--- BEGIN Raw records ---

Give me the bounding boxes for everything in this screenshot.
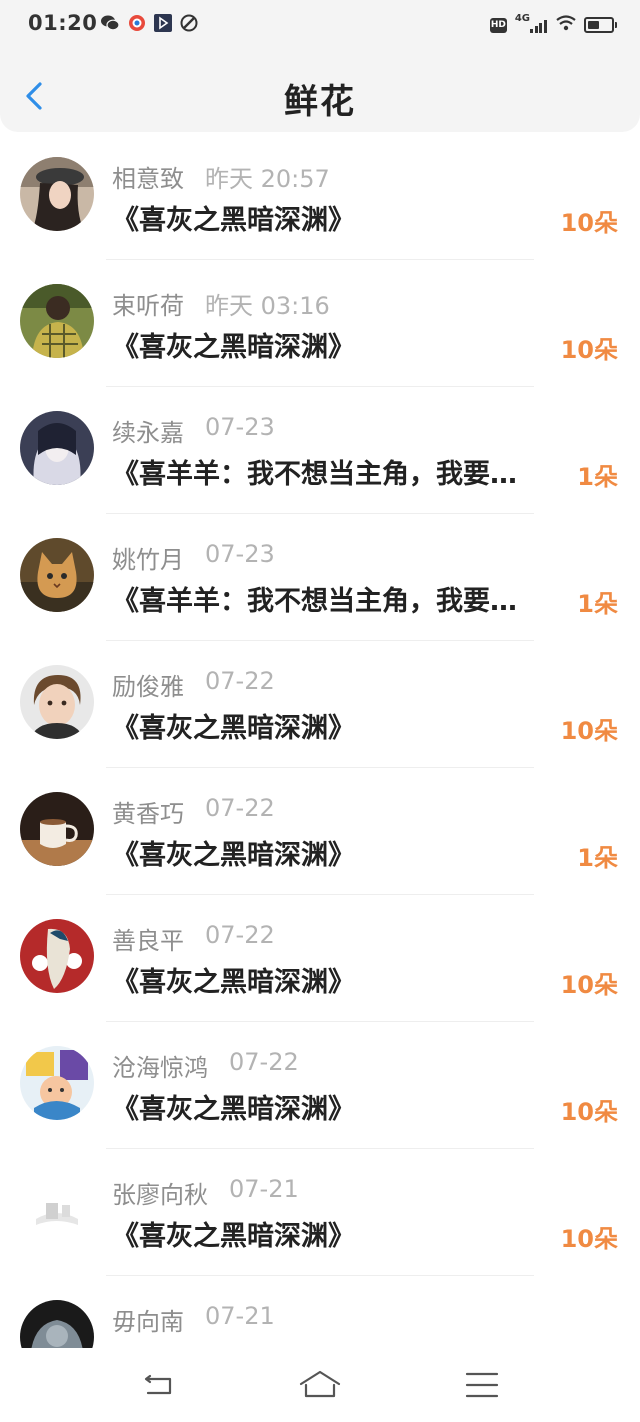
send-time: 昨天 20:57 [205, 165, 330, 193]
work-title[interactable]: 《喜灰之黑暗深渊》 [112, 960, 355, 999]
sender-name: 毋向南 [112, 1308, 184, 1336]
sender-name: 沧海惊鸿 [112, 1054, 208, 1082]
list-item[interactable]: 黄香巧 07-22 《喜灰之黑暗深渊》 1朵 [0, 768, 640, 895]
list-item[interactable]: 张廖向秋 07-21 《喜灰之黑暗深渊》 10朵 [0, 1149, 640, 1276]
send-time: 07-21 [205, 1302, 275, 1330]
work-title[interactable]: 《喜灰之黑暗深渊》 [112, 1341, 355, 1348]
flower-count: 1朵 [577, 590, 618, 618]
home-nav-button[interactable] [298, 1368, 342, 1402]
avatar[interactable] [20, 1046, 94, 1120]
home-icon [299, 1370, 341, 1398]
flower-count: 1朵 [577, 463, 618, 491]
work-title[interactable]: 《喜灰之黑暗深渊》 [112, 1087, 355, 1126]
network-type: 4G [514, 12, 530, 24]
flower-count: 10朵 [560, 1098, 618, 1126]
browser-app-icon [180, 14, 198, 36]
flower-count: 10朵 [560, 717, 618, 745]
menu-icon [465, 1372, 499, 1398]
avatar[interactable] [20, 1300, 94, 1348]
system-status: HD 4G [482, 12, 617, 36]
send-time: 07-22 [205, 794, 275, 822]
battery-level [588, 21, 599, 29]
sender-name: 励俊雅 [112, 673, 184, 701]
flower-count: 1朵 [577, 844, 618, 872]
avatar[interactable] [20, 792, 94, 866]
flower-record-list[interactable]: 相意致 昨天 20:57 《喜灰之黑暗深渊》 10朵 束听荷 昨天 03:16 《喜灰之黑暗… [0, 133, 640, 1348]
list-item[interactable]: 沧海惊鸿 07-22 《喜灰之黑暗深渊》 10朵 [0, 1022, 640, 1149]
signal-icon [530, 18, 548, 33]
list-item[interactable]: 善良平 07-22 《喜灰之黑暗深渊》 10朵 [0, 895, 640, 1022]
flower-count: 10朵 [560, 336, 618, 364]
work-title[interactable]: 《喜灰之黑暗深渊》 [112, 833, 355, 872]
wechat-icon [100, 14, 120, 36]
back-icon [144, 1374, 172, 1395]
wifi-icon [556, 15, 576, 35]
avatar[interactable] [20, 157, 94, 231]
list-item[interactable]: 姚竹月 07-23 《喜羊羊：我不想当主角，我要… 1朵 [0, 514, 640, 641]
sender-name: 黄香巧 [112, 800, 184, 828]
header: 鲜花 [0, 50, 640, 132]
send-time: 07-22 [229, 1048, 299, 1076]
battery-icon [584, 17, 617, 33]
sender-name: 续永嘉 [112, 419, 184, 447]
status-bar: 01:20 HD 4G [0, 0, 640, 50]
send-time: 07-23 [205, 413, 275, 441]
work-title[interactable]: 《喜灰之黑暗深渊》 [112, 198, 355, 237]
work-title[interactable]: 《喜羊羊：我不想当主角，我要… [112, 452, 517, 491]
send-time: 07-23 [205, 540, 275, 568]
avatar[interactable] [20, 1173, 94, 1247]
list-item[interactable]: 励俊雅 07-22 《喜灰之黑暗深渊》 10朵 [0, 641, 640, 768]
system-navigation-bar [0, 1348, 640, 1422]
list-item[interactable]: 续永嘉 07-23 《喜羊羊：我不想当主角，我要… 1朵 [0, 387, 640, 514]
avatar[interactable] [20, 665, 94, 739]
flower-count: 10朵 [560, 209, 618, 237]
list-item[interactable]: 束听荷 昨天 03:16 《喜灰之黑暗深渊》 10朵 [0, 260, 640, 387]
work-title[interactable]: 《喜灰之黑暗深渊》 [112, 325, 355, 364]
avatar[interactable] [20, 411, 94, 485]
send-time: 07-21 [229, 1175, 299, 1203]
sender-name: 相意致 [112, 165, 184, 193]
hd-badge: HD [489, 17, 507, 33]
flower-count: 10朵 [560, 971, 618, 999]
list-item[interactable]: 毋向南 07-21 《喜灰之黑暗深渊》 [0, 1276, 640, 1348]
sender-name: 束听荷 [112, 292, 184, 320]
sender-name: 张廖向秋 [112, 1181, 208, 1209]
send-time: 昨天 03:16 [205, 292, 330, 320]
avatar[interactable] [20, 919, 94, 993]
back-nav-button[interactable] [140, 1368, 180, 1402]
notification-icons [100, 14, 206, 36]
work-title[interactable]: 《喜灰之黑暗深渊》 [112, 1214, 355, 1253]
menu-nav-button[interactable] [462, 1368, 502, 1402]
list-item[interactable]: 相意致 昨天 20:57 《喜灰之黑暗深渊》 10朵 [0, 133, 640, 260]
avatar[interactable] [20, 538, 94, 612]
video-app-icon [154, 14, 172, 36]
flower-count: 10朵 [560, 1225, 618, 1253]
status-time: 01:20 [28, 11, 98, 35]
send-time: 07-22 [205, 921, 275, 949]
avatar[interactable] [20, 284, 94, 358]
bird-app-icon [128, 14, 146, 36]
sender-name: 姚竹月 [112, 546, 184, 574]
work-title[interactable]: 《喜灰之黑暗深渊》 [112, 706, 355, 745]
sender-name: 善良平 [112, 927, 184, 955]
page-title: 鲜花 [284, 82, 356, 122]
work-title[interactable]: 《喜羊羊：我不想当主角，我要… [112, 579, 517, 618]
send-time: 07-22 [205, 667, 275, 695]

--- END Raw records ---

### Task instructions
Pull out each line of the records that contains the string "张廖向秋", treating uppercase and lowercase as different.

### Answer to this problem
list-item[interactable]: 张廖向秋 07-21 《喜灰之黑暗深渊》 10朵 [0, 1149, 640, 1276]
sender-name: 张廖向秋 [112, 1181, 208, 1209]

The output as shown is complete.